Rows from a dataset

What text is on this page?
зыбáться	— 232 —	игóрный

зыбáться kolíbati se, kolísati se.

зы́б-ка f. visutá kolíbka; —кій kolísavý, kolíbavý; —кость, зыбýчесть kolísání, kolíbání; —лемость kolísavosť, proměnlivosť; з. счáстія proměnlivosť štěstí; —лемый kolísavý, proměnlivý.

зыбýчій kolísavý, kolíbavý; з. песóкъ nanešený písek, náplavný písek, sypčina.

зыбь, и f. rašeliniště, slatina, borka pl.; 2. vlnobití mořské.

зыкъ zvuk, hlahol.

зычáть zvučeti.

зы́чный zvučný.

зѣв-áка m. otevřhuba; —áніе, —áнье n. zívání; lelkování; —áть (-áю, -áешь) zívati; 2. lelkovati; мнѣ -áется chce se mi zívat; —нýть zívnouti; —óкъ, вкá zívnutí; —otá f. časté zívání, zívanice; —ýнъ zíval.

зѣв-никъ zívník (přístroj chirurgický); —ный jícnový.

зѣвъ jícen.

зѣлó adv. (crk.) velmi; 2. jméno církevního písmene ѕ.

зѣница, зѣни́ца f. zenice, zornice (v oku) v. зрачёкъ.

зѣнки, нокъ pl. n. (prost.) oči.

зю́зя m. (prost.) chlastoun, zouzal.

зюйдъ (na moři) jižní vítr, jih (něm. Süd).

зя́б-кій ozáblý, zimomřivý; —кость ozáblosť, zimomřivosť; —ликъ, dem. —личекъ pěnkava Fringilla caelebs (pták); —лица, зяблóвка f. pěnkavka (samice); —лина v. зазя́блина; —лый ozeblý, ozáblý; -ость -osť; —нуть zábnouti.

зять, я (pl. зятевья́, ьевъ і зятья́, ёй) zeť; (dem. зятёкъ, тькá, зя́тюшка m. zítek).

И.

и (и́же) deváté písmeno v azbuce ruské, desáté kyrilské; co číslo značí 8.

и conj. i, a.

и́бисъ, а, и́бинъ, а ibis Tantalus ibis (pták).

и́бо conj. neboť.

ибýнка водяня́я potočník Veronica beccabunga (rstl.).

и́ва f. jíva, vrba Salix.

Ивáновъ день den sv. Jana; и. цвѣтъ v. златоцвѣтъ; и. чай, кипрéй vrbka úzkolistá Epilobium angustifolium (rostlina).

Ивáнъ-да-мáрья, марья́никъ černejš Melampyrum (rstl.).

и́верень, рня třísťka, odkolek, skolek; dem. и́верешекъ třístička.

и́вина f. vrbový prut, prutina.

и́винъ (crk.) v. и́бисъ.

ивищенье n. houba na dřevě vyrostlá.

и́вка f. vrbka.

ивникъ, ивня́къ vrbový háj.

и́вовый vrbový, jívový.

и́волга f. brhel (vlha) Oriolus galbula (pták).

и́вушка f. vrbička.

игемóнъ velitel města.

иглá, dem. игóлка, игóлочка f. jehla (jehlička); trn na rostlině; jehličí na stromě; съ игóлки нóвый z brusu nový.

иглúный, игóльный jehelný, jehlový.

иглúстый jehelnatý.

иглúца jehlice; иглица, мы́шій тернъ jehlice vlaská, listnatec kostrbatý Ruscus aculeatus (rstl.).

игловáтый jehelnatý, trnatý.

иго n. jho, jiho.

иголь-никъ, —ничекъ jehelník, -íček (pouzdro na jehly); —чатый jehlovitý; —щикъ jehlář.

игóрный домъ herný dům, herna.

### Stated task
Write out every record verbatim.

### Reply
What text is on this page?
зыбáться	— 232 —	игóрный

зыбáться kolíbati se, kolísati se.

зы́б-ка f. visutá kolíbka; —кій kolísavý, kolíbavý; —кость, зыбýчесть kolísání, kolíbání; —лемость kolísavosť, proměnlivosť; з. счáстія proměnlivosť štěstí; —лемый kolísavý, proměnlivý.

зыбýчій kolísavý, kolíbavý; з. песóкъ nanešený písek, náplavný písek, sypčina.

зыбь, и f. rašeliniště, slatina, borka pl.; 2. vlnobití mořské.

зыкъ zvuk, hlahol.

зычáть zvučeti.

зы́чный zvučný.

зѣв-áка m. otevřhuba; —áніе, —áнье n. zívání; lelkování; —áть (-áю, -áешь) zívati; 2. lelkovati; мнѣ -áется chce se mi zívat; —нýть zívnouti; —óкъ, вкá zívnutí; —otá f. časté zívání, zívanice; —ýнъ zíval.

зѣв-никъ zívník (přístroj chirurgický); —ный jícnový.

зѣвъ jícen.

зѣлó adv. (crk.) velmi; 2. jméno církevního písmene ѕ.

зѣница, зѣни́ца f. zenice, zornice (v oku) v. зрачёкъ.

зѣнки, нокъ pl. n. (prost.) oči.

зю́зя m. (prost.) chlastoun, zouzal.

зюйдъ (na moři) jižní vítr, jih (něm. Süd).

зя́б-кій ozáblý, zimomřivý; —кость ozáblosť, zimomřivosť; —ликъ, dem. —личекъ pěnkava Fringilla caelebs (pták); —лица, зяблóвка f. pěnkavka (samice); —лина v. зазя́блина; —лый ozeblý, ozáblý; -ость -osť; —нуть zábnouti.

зять, я (pl. зятевья́, ьевъ і зятья́, ёй) zeť; (dem. зятёкъ, тькá, зя́тюшка m. zítek).

И.

и (и́же) deváté písmeno v azbuce ruské, desáté kyrilské; co číslo značí 8.

и conj. i, a.

и́бисъ, а, и́бинъ, а ibis Tantalus ibis (pták).

и́бо conj. neboť.

ибýнка водяня́я potočník Veronica beccabunga (rstl.).

и́ва f. jíva, vrba Salix.

Ивáновъ день den sv. Jana; и. цвѣтъ v. златоцвѣтъ; и. чай, кипрéй vrbka úzkolistá Epilobium angustifolium (rostlina).

Ивáнъ-да-мáрья, марья́никъ černejš Melampyrum (rstl.).

и́верень, рня třísťka, odkolek, skolek; dem. и́верешекъ třístička.

и́вина f. vrbový prut, prutina.

и́винъ (crk.) v. и́бисъ.

ивищенье n. houba na dřevě vyrostlá.

и́вка f. vrbka.

ивникъ, ивня́къ vrbový háj.

и́вовый vrbový, jívový.

и́волга f. brhel (vlha) Oriolus galbula (pták).

и́вушка f. vrbička.

игемóнъ velitel města.

иглá, dem. игóлка, игóлочка f. jehla (jehlička); trn na rostlině; jehličí na stromě; съ игóлки нóвый z brusu nový.

иглúный, игóльный jehelný, jehlový.

иглúстый jehelnatý.

иглúца jehlice; иглица, мы́шій тернъ jehlice vlaská, listnatec kostrbatý Ruscus aculeatus (rstl.).

игловáтый jehelnatý, trnatý.

иго n. jho, jiho.

иголь-никъ, —ничекъ jehelník, -íček (pouzdro na jehly); —чатый jehlovitý; —щикъ jehlář.

игóрный домъ herný dům, herna.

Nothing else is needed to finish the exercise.